=== TASK INSTRUCTIONS ===
Copy out every record precisely.

=== MATERIAL ===
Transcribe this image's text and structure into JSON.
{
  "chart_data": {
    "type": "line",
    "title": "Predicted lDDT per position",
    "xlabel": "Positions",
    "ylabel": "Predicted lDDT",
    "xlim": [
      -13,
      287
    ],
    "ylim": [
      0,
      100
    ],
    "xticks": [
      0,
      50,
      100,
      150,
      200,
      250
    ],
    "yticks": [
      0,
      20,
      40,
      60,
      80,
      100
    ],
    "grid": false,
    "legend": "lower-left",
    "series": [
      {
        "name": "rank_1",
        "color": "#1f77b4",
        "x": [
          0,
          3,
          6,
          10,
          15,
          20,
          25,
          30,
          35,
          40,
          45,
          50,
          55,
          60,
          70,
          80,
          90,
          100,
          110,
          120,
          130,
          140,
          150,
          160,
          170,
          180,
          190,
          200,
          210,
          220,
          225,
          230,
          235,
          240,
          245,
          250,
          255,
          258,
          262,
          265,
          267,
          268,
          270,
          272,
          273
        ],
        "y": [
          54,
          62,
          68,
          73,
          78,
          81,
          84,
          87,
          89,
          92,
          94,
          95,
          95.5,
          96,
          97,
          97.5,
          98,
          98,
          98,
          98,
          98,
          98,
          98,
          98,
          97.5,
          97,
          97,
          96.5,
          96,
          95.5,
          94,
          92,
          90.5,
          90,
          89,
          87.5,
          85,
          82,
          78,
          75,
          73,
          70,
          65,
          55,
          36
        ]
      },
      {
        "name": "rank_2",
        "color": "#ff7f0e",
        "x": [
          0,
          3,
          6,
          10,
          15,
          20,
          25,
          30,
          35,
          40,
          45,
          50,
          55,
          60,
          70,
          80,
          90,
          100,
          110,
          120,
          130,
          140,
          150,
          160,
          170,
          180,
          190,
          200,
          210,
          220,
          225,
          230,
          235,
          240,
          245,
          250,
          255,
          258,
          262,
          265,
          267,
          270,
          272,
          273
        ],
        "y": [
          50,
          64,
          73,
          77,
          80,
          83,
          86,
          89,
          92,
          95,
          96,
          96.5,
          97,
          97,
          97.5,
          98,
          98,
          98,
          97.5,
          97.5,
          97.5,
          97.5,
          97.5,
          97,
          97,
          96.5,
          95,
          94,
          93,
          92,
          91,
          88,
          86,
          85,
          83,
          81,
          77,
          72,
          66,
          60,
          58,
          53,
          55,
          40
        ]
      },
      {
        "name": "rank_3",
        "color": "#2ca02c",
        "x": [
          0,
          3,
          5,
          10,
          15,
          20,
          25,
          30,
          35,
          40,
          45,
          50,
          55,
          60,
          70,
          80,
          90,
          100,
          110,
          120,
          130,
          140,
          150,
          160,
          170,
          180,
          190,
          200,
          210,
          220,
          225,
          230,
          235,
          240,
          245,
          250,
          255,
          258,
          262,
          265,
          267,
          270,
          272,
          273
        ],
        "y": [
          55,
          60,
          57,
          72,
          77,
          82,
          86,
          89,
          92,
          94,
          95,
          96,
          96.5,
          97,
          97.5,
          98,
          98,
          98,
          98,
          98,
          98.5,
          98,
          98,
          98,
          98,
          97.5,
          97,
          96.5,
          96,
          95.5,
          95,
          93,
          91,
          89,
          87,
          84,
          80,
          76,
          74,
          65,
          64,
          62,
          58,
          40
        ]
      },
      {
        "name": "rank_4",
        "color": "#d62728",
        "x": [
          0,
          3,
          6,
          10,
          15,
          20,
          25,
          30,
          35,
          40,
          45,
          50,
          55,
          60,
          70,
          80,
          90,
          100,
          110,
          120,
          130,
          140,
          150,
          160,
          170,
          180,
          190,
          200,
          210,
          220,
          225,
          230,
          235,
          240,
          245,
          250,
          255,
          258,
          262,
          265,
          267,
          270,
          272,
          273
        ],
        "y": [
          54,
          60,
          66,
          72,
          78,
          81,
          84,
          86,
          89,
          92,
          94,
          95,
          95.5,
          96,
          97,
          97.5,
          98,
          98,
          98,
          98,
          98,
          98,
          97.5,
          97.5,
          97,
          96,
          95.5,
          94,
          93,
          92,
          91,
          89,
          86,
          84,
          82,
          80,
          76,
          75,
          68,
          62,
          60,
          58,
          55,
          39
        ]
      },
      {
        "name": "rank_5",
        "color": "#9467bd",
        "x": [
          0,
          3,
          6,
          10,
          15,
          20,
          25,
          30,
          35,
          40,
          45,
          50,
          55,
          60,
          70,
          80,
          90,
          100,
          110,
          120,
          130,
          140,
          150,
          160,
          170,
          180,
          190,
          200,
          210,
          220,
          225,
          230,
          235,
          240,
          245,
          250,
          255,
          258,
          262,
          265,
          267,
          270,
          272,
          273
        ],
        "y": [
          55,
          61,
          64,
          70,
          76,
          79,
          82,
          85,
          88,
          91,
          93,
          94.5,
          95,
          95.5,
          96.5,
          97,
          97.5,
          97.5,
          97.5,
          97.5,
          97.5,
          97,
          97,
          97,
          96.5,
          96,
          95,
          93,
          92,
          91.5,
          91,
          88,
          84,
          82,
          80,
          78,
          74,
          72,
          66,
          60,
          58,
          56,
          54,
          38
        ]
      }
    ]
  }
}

=== FINISHED EXERCISE ===
Transcribe this image's text and structure into JSON.
{
  "chart_data": {
    "type": "line",
    "title": "Predicted lDDT per position",
    "xlabel": "Positions",
    "ylabel": "Predicted lDDT",
    "xlim": [
      -13,
      287
    ],
    "ylim": [
      0,
      100
    ],
    "xticks": [
      0,
      50,
      100,
      150,
      200,
      250
    ],
    "yticks": [
      0,
      20,
      40,
      60,
      80,
      100
    ],
    "grid": false,
    "legend": "lower-left",
    "series": [
      {
        "name": "rank_1",
        "color": "#1f77b4",
        "x": [
          0,
          3,
          6,
          10,
          15,
          20,
          25,
          30,
          35,
          40,
          45,
          50,
          55,
          60,
          70,
          80,
          90,
          100,
          110,
          120,
          130,
          140,
          150,
          160,
          170,
          180,
          190,
          200,
          210,
          220,
          225,
          230,
          235,
          240,
          245,
          250,
          255,
          258,
          262,
          265,
          267,
          268,
          270,
          272,
          273
        ],
        "y": [
          54,
          62,
          68,
          73,
          78,
          81,
          84,
          87,
          89,
          92,
          94,
          95,
          95.5,
          96,
          97,
          97.5,
          98,
          98,
          98,
          98,
          98,
          98,
          98,
          98,
          97.5,
          97,
          97,
          96.5,
          96,
          95.5,
          94,
          92,
          90.5,
          90,
          89,
          87.5,
          85,
          82,
          78,
          75,
          73,
          70,
          65,
          55,
          36
        ]
      },
      {
        "name": "rank_2",
        "color": "#ff7f0e",
        "x": [
          0,
          3,
          6,
          10,
          15,
          20,
          25,
          30,
          35,
          40,
          45,
          50,
          55,
          60,
          70,
          80,
          90,
          100,
          110,
          120,
          130,
          140,
          150,
          160,
          170,
          180,
          190,
          200,
          210,
          220,
          225,
          230,
          235,
          240,
          245,
          250,
          255,
          258,
          262,
          265,
          267,
          270,
          272,
          273
        ],
        "y": [
          50,
          64,
          73,
          77,
          80,
          83,
          86,
          89,
          92,
          95,
          96,
          96.5,
          97,
          97,
          97.5,
          98,
          98,
          98,
          97.5,
          97.5,
          97.5,
          97.5,
          97.5,
          97,
          97,
          96.5,
          95,
          94,
          93,
          92,
          91,
          88,
          86,
          85,
          83,
          81,
          77,
          72,
          66,
          60,
          58,
          53,
          55,
          40
        ]
      },
      {
        "name": "rank_3",
        "color": "#2ca02c",
        "x": [
          0,
          3,
          5,
          10,
          15,
          20,
          25,
          30,
          35,
          40,
          45,
          50,
          55,
          60,
          70,
          80,
          90,
          100,
          110,
          120,
          130,
          140,
          150,
          160,
          170,
          180,
          190,
          200,
          210,
          220,
          225,
          230,
          235,
          240,
          245,
          250,
          255,
          258,
          262,
          265,
          267,
          270,
          272,
          273
        ],
        "y": [
          55,
          60,
          57,
          72,
          77,
          82,
          86,
          89,
          92,
          94,
          95,
          96,
          96.5,
          97,
          97.5,
          98,
          98,
          98,
          98,
          98,
          98.5,
          98,
          98,
          98,
          98,
          97.5,
          97,
          96.5,
          96,
          95.5,
          95,
          93,
          91,
          89,
          87,
          84,
          80,
          76,
          74,
          65,
          64,
          62,
          58,
          40
        ]
      },
      {
        "name": "rank_4",
        "color": "#d62728",
        "x": [
          0,
          3,
          6,
          10,
          15,
          20,
          25,
          30,
          35,
          40,
          45,
          50,
          55,
          60,
          70,
          80,
          90,
          100,
          110,
          120,
          130,
          140,
          150,
          160,
          170,
          180,
          190,
          200,
          210,
          220,
          225,
          230,
          235,
          240,
          245,
          250,
          255,
          258,
          262,
          265,
          267,
          270,
          272,
          273
        ],
        "y": [
          54,
          60,
          66,
          72,
          78,
          81,
          84,
          86,
          89,
          92,
          94,
          95,
          95.5,
          96,
          97,
          97.5,
          98,
          98,
          98,
          98,
          98,
          98,
          97.5,
          97.5,
          97,
          96,
          95.5,
          94,
          93,
          92,
          91,
          89,
          86,
          84,
          82,
          80,
          76,
          75,
          68,
          62,
          60,
          58,
          55,
          39
        ]
      },
      {
        "name": "rank_5",
        "color": "#9467bd",
        "x": [
          0,
          3,
          6,
          10,
          15,
          20,
          25,
          30,
          35,
          40,
          45,
          50,
          55,
          60,
          70,
          80,
          90,
          100,
          110,
          120,
          130,
          140,
          150,
          160,
          170,
          180,
          190,
          200,
          210,
          220,
          225,
          230,
          235,
          240,
          245,
          250,
          255,
          258,
          262,
          265,
          267,
          270,
          272,
          273
        ],
        "y": [
          55,
          61,
          64,
          70,
          76,
          79,
          82,
          85,
          88,
          91,
          93,
          94.5,
          95,
          95.5,
          96.5,
          97,
          97.5,
          97.5,
          97.5,
          97.5,
          97.5,
          97,
          97,
          97,
          96.5,
          96,
          95,
          93,
          92,
          91.5,
          91,
          88,
          84,
          82,
          80,
          78,
          74,
          72,
          66,
          60,
          58,
          56,
          54,
          38
        ]
      }
    ]
  }
}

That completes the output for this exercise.